- What the task requires
Read through the data and report every line in which the word "Kunden" occurs.

[Start Dataset rows]

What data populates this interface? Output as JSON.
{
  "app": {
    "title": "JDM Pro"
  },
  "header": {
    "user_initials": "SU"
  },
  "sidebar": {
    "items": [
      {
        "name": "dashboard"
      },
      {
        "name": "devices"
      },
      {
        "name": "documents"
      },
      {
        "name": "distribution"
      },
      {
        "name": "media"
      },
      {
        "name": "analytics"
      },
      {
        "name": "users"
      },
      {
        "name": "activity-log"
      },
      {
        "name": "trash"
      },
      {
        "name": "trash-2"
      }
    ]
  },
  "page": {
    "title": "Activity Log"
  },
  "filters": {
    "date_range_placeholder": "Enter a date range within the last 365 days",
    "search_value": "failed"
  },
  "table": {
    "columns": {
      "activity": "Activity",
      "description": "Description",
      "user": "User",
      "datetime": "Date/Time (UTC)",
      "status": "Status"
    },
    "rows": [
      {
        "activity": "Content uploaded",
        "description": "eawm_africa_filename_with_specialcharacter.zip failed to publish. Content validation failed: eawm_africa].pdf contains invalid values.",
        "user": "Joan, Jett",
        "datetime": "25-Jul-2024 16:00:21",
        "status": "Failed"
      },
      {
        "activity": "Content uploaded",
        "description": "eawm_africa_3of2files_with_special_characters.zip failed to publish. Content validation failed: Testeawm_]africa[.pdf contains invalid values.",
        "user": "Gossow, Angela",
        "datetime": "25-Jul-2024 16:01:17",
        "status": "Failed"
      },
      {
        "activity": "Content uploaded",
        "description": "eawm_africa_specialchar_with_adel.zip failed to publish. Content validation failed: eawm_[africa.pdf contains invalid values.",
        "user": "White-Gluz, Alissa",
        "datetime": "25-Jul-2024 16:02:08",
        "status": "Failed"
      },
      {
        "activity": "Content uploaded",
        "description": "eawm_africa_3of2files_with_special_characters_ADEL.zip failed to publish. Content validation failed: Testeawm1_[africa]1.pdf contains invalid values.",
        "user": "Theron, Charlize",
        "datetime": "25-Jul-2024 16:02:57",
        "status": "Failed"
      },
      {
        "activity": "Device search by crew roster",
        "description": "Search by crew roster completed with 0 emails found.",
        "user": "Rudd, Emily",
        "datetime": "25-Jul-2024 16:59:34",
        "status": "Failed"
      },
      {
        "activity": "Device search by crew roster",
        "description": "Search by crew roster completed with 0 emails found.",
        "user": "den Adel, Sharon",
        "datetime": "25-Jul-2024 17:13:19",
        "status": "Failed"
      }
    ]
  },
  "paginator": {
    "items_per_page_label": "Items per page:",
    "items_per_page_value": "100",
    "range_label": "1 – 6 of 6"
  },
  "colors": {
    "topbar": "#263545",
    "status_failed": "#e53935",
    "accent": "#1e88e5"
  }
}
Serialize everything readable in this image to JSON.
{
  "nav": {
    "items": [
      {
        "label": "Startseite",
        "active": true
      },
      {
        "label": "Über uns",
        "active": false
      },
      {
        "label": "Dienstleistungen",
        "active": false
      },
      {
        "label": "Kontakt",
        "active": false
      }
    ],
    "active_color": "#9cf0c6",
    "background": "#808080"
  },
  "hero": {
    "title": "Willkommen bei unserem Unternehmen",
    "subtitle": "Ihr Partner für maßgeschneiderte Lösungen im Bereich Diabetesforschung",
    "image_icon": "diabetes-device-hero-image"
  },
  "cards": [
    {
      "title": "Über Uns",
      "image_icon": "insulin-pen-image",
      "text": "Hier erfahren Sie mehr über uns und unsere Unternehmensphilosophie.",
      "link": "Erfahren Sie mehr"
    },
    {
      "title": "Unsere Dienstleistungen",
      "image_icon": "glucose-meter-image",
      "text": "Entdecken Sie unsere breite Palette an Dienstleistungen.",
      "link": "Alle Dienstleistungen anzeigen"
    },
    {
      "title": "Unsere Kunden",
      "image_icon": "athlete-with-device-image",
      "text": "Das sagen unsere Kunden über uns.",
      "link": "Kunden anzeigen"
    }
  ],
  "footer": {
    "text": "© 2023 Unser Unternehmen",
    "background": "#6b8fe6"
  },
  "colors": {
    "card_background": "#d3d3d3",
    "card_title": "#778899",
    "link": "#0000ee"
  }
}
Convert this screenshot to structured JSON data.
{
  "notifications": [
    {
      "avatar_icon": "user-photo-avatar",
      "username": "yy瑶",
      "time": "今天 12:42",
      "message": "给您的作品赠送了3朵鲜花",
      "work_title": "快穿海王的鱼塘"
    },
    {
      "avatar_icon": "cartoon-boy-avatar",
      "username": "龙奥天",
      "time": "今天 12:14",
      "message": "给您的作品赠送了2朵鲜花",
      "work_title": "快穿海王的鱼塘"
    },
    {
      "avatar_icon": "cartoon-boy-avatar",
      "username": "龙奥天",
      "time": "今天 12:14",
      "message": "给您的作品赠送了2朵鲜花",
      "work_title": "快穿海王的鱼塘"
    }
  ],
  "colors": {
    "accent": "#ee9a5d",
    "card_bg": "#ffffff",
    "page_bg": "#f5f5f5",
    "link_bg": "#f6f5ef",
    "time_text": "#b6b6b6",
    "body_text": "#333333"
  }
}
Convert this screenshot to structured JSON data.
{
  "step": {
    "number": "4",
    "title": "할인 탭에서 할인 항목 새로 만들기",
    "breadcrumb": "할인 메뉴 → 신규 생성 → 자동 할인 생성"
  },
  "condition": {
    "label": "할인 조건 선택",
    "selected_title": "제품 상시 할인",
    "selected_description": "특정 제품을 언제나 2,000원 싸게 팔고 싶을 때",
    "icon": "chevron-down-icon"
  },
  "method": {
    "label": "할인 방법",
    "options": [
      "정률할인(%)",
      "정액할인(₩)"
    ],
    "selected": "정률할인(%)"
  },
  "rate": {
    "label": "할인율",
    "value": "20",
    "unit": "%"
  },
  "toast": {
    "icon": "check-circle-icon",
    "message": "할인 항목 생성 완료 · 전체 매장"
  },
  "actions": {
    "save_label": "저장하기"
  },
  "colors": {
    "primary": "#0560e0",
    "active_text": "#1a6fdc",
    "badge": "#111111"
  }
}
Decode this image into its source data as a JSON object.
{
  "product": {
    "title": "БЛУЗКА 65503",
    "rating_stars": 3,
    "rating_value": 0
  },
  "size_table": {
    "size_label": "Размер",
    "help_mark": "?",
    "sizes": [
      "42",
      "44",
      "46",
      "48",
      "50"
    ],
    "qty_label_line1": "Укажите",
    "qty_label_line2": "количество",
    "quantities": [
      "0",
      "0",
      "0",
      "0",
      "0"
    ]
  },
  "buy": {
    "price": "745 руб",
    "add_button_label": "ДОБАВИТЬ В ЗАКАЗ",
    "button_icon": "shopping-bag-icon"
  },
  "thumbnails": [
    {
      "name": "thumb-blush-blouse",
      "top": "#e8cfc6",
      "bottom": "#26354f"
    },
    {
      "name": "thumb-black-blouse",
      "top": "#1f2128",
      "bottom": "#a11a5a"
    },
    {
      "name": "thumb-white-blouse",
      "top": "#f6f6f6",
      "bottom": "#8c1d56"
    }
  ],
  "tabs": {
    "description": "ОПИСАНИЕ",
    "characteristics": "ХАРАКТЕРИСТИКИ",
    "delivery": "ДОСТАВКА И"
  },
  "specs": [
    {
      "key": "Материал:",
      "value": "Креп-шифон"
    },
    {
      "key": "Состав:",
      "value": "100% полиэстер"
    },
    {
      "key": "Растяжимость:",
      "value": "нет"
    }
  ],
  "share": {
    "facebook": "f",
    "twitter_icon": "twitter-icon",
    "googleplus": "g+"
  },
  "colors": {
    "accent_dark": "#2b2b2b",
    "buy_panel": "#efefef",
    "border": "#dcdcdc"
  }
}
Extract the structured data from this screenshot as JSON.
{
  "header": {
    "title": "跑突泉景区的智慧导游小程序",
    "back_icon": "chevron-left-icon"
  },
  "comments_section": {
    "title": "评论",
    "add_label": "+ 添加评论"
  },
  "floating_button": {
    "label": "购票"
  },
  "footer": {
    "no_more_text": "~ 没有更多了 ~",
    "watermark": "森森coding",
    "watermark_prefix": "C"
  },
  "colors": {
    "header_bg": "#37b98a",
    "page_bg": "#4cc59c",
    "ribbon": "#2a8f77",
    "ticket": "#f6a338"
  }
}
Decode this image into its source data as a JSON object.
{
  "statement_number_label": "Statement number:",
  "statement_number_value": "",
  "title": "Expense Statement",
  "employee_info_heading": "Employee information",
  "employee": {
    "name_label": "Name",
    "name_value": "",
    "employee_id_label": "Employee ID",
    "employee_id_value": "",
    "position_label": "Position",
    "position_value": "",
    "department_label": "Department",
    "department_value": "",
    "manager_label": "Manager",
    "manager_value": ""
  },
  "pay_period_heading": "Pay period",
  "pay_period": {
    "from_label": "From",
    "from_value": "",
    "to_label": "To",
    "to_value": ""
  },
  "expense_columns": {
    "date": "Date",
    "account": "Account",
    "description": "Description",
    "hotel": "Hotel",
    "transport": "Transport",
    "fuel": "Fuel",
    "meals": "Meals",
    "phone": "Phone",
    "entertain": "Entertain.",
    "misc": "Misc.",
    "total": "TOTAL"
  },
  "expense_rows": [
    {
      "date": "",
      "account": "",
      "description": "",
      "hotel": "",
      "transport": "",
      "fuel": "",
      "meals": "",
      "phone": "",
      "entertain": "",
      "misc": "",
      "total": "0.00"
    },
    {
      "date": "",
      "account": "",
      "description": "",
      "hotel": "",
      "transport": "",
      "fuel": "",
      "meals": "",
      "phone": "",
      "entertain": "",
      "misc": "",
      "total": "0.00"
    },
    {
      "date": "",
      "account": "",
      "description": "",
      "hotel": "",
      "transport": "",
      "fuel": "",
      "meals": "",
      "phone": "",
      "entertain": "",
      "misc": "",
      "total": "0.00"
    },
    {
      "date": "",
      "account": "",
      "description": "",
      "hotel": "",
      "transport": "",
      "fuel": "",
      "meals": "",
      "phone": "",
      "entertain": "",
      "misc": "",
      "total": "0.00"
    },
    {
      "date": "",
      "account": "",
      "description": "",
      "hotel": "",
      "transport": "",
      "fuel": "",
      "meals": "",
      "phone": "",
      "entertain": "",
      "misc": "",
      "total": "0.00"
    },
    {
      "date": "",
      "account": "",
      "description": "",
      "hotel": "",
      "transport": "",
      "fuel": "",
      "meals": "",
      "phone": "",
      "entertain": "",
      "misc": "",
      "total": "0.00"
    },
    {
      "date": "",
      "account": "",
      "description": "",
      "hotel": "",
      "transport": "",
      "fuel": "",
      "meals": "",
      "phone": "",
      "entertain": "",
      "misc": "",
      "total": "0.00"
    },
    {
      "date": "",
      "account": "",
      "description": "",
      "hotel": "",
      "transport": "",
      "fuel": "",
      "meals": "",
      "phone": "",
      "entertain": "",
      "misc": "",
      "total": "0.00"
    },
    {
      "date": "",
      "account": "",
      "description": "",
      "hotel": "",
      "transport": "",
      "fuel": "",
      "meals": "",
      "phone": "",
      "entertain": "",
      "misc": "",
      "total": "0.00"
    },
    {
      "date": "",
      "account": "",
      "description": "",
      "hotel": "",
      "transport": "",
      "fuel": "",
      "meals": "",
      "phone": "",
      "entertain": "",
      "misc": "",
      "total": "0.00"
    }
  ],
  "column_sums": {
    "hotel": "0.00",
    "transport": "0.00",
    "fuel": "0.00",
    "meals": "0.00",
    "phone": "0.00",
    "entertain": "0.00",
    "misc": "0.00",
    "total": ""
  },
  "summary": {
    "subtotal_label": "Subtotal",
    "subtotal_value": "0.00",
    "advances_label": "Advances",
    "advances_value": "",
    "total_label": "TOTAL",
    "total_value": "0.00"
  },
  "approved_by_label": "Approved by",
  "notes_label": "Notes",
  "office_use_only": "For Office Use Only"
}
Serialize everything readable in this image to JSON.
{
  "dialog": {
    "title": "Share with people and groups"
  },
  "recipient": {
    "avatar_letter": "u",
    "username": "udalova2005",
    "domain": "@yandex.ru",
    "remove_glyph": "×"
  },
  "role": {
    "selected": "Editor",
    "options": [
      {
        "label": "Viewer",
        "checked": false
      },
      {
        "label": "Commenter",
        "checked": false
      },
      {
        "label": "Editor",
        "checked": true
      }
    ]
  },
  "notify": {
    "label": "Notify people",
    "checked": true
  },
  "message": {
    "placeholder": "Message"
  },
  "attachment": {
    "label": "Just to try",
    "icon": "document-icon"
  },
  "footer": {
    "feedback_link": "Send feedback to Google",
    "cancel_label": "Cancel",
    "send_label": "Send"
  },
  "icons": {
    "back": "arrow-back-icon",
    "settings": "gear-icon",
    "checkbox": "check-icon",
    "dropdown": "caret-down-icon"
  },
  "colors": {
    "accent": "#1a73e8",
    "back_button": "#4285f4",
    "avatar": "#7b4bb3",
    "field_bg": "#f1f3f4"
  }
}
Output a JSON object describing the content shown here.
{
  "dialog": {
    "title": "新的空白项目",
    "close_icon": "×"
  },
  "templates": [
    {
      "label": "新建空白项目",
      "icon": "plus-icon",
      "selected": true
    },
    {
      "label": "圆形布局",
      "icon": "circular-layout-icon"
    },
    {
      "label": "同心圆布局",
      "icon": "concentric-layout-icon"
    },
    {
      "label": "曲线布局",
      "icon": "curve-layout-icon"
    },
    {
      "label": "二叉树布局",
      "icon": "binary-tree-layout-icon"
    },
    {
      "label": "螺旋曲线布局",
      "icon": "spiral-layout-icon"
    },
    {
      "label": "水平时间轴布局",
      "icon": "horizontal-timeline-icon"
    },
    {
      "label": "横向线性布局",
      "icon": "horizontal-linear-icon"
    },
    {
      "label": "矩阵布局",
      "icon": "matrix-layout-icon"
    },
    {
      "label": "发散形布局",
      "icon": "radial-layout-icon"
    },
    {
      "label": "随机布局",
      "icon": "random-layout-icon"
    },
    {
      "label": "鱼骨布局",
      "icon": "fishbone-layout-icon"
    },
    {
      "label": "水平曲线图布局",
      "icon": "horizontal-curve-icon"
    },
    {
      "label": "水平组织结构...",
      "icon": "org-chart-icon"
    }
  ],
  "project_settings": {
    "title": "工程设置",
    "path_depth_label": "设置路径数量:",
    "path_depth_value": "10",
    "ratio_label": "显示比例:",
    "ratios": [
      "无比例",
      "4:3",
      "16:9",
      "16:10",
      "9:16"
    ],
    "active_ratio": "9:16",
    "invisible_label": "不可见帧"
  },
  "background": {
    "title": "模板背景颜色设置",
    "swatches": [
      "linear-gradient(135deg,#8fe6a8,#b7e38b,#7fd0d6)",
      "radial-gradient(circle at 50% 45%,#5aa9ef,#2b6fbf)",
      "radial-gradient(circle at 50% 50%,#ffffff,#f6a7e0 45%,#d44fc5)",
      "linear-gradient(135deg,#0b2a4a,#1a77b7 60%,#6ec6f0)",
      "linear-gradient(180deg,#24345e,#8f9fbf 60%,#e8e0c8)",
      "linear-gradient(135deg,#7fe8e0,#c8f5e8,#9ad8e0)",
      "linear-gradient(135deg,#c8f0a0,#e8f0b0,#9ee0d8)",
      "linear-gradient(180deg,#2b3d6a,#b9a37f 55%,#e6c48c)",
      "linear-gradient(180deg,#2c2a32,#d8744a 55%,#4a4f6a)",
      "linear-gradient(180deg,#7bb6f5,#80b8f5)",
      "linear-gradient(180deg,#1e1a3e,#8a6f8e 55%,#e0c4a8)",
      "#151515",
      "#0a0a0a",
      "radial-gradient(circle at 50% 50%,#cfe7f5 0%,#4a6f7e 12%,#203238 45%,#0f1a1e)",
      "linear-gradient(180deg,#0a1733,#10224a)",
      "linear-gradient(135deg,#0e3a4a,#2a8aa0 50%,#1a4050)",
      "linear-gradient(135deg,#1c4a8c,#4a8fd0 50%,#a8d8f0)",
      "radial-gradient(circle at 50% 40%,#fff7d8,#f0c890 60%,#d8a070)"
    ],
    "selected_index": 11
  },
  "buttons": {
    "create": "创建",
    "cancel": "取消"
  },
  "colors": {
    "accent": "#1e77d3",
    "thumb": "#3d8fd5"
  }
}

[End Dataset rows]

- The answer
      "title": "Unsere Kunden",
      "text": "Das sagen unsere Kunden über uns.",
      "link": "Kunden anzeigen"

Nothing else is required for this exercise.